*Description of the task*
Below is some material; set it all down exactly, apart from the pictures.

— BEGIN Input material —

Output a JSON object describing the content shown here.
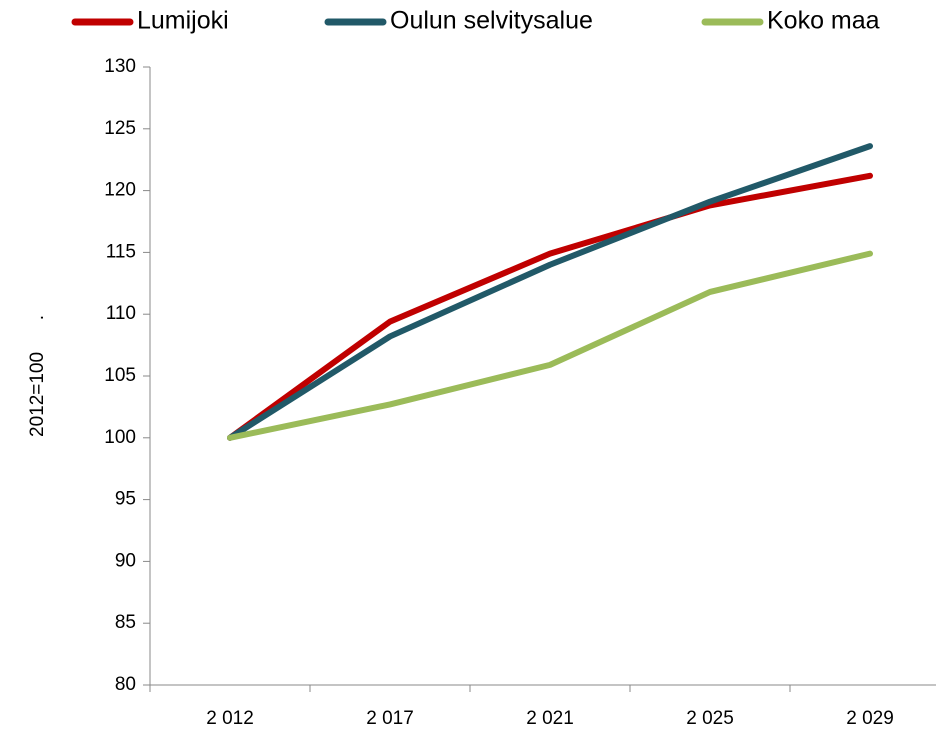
{
  "chart_data": {
    "type": "line",
    "ylabel": "2012=100      .",
    "categories": [
      "2 012",
      "2 017",
      "2 021",
      "2 025",
      "2 029"
    ],
    "series": [
      {
        "name": "Lumijoki",
        "color": "#c00000",
        "values": [
          100,
          109.4,
          114.9,
          118.8,
          121.2
        ]
      },
      {
        "name": "Oulun selvitysalue",
        "color": "#215968",
        "values": [
          100,
          108.2,
          114,
          119.1,
          123.6
        ]
      },
      {
        "name": "Koko maa",
        "color": "#9bbb59",
        "values": [
          100,
          102.7,
          105.9,
          111.8,
          114.9
        ]
      }
    ],
    "ylim": [
      80,
      130
    ],
    "yticks": [
      80,
      85,
      90,
      95,
      100,
      105,
      110,
      115,
      120,
      125,
      130
    ],
    "grid": false,
    "legend": "top"
  }
}
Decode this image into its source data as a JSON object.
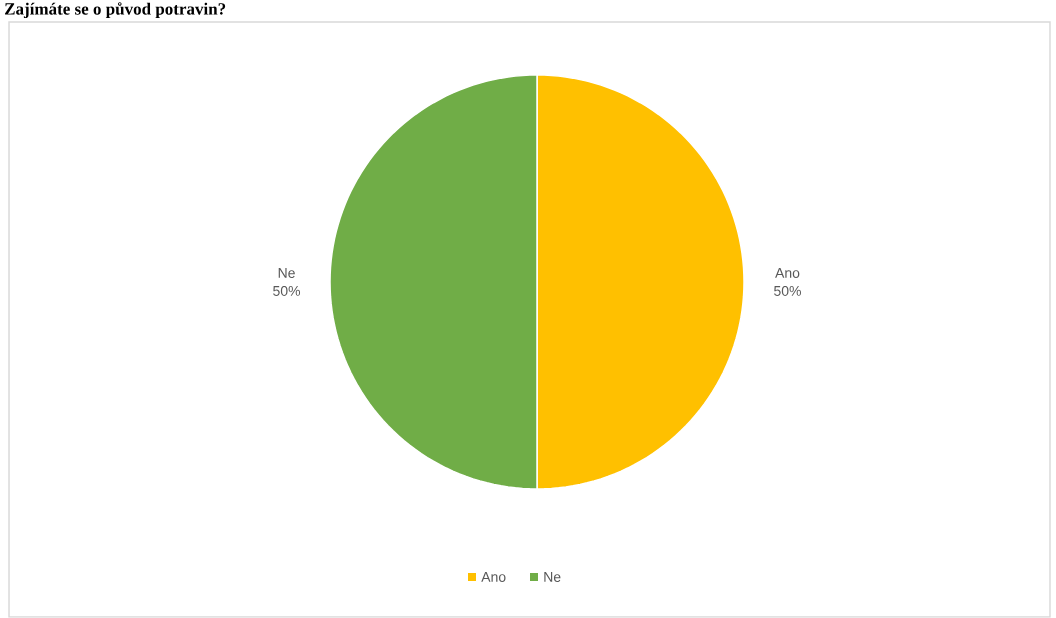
{
  "chart_data": {
    "type": "pie",
    "title": "Zajímáte se o původ potravin?",
    "categories": [
      "Ano",
      "Ne"
    ],
    "values": [
      50,
      50
    ],
    "value_labels": [
      "50%",
      "50%"
    ],
    "colors": [
      "#ffc000",
      "#70ad47"
    ],
    "legend": "bottom"
  }
}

— END Input material —

*Solution*
Output a JSON object describing the content shown here.
{
  "chart_data": {
    "type": "line",
    "ylabel": "2012=100      .",
    "categories": [
      "2 012",
      "2 017",
      "2 021",
      "2 025",
      "2 029"
    ],
    "series": [
      {
        "name": "Lumijoki",
        "color": "#c00000",
        "values": [
          100,
          109.4,
          114.9,
          118.8,
          121.2
        ]
      },
      {
        "name": "Oulun selvitysalue",
        "color": "#215968",
        "values": [
          100,
          108.2,
          114,
          119.1,
          123.6
        ]
      },
      {
        "name": "Koko maa",
        "color": "#9bbb59",
        "values": [
          100,
          102.7,
          105.9,
          111.8,
          114.9
        ]
      }
    ],
    "ylim": [
      80,
      130
    ],
    "yticks": [
      80,
      85,
      90,
      95,
      100,
      105,
      110,
      115,
      120,
      125,
      130
    ],
    "grid": false,
    "legend": "top"
  }
}
Decode this image into its source data as a JSON object.
{
  "chart_data": {
    "type": "pie",
    "title": "Zajímáte se o původ potravin?",
    "categories": [
      "Ano",
      "Ne"
    ],
    "values": [
      50,
      50
    ],
    "value_labels": [
      "50%",
      "50%"
    ],
    "colors": [
      "#ffc000",
      "#70ad47"
    ],
    "legend": "bottom"
  }
}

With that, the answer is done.